> Your goal:
Go through the records and give each one again exactly.

> Data section:

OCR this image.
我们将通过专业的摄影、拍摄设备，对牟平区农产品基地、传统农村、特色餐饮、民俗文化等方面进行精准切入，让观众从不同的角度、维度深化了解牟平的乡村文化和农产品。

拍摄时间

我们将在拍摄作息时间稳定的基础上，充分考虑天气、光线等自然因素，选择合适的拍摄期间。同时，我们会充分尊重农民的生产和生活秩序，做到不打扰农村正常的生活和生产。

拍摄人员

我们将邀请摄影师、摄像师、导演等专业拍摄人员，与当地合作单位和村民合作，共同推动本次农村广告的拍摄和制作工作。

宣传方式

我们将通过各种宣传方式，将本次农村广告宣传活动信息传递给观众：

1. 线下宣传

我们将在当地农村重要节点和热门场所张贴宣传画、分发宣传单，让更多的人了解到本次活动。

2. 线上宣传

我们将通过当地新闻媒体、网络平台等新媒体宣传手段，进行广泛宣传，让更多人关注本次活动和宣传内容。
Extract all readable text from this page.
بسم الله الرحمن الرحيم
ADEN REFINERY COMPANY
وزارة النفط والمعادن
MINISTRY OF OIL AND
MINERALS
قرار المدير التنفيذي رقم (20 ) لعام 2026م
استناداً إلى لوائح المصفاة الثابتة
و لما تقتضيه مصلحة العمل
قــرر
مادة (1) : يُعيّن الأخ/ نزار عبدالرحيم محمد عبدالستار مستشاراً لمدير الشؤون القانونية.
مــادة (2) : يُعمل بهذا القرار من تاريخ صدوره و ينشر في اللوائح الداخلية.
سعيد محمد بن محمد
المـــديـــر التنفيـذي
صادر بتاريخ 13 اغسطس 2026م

> Result:
OCR this image.
我们将通过专业的摄影、拍摄设备，对牟平区农产品基地、传统农村、特色餐饮、民俗文化等方面进行精准切入，让观众从不同的角度、维度深化了解牟平的乡村文化和农产品。

拍摄时间

我们将在拍摄作息时间稳定的基础上，充分考虑天气、光线等自然因素，选择合适的拍摄期间。同时，我们会充分尊重农民的生产和生活秩序，做到不打扰农村正常的生活和生产。

拍摄人员

我们将邀请摄影师、摄像师、导演等专业拍摄人员，与当地合作单位和村民合作，共同推动本次农村广告的拍摄和制作工作。

宣传方式

我们将通过各种宣传方式，将本次农村广告宣传活动信息传递给观众：

1. 线下宣传

我们将在当地农村重要节点和热门场所张贴宣传画、分发宣传单，让更多的人了解到本次活动。

2. 线上宣传

我们将通过当地新闻媒体、网络平台等新媒体宣传手段，进行广泛宣传，让更多人关注本次活动和宣传内容。
Extract all readable text from this page.
بسم الله الرحمن الرحيم
ADEN REFINERY COMPANY
وزارة النفط والمعادن
MINISTRY OF OIL AND
MINERALS
قرار المدير التنفيذي رقم (20 ) لعام 2026م
استناداً إلى لوائح المصفاة الثابتة
و لما تقتضيه مصلحة العمل
قــرر
مادة (1) : يُعيّن الأخ/ نزار عبدالرحيم محمد عبدالستار مستشاراً لمدير الشؤون القانونية.
مــادة (2) : يُعمل بهذا القرار من تاريخ صدوره و ينشر في اللوائح الداخلية.
سعيد محمد بن محمد
المـــديـــر التنفيـذي
صادر بتاريخ 13 اغسطس 2026م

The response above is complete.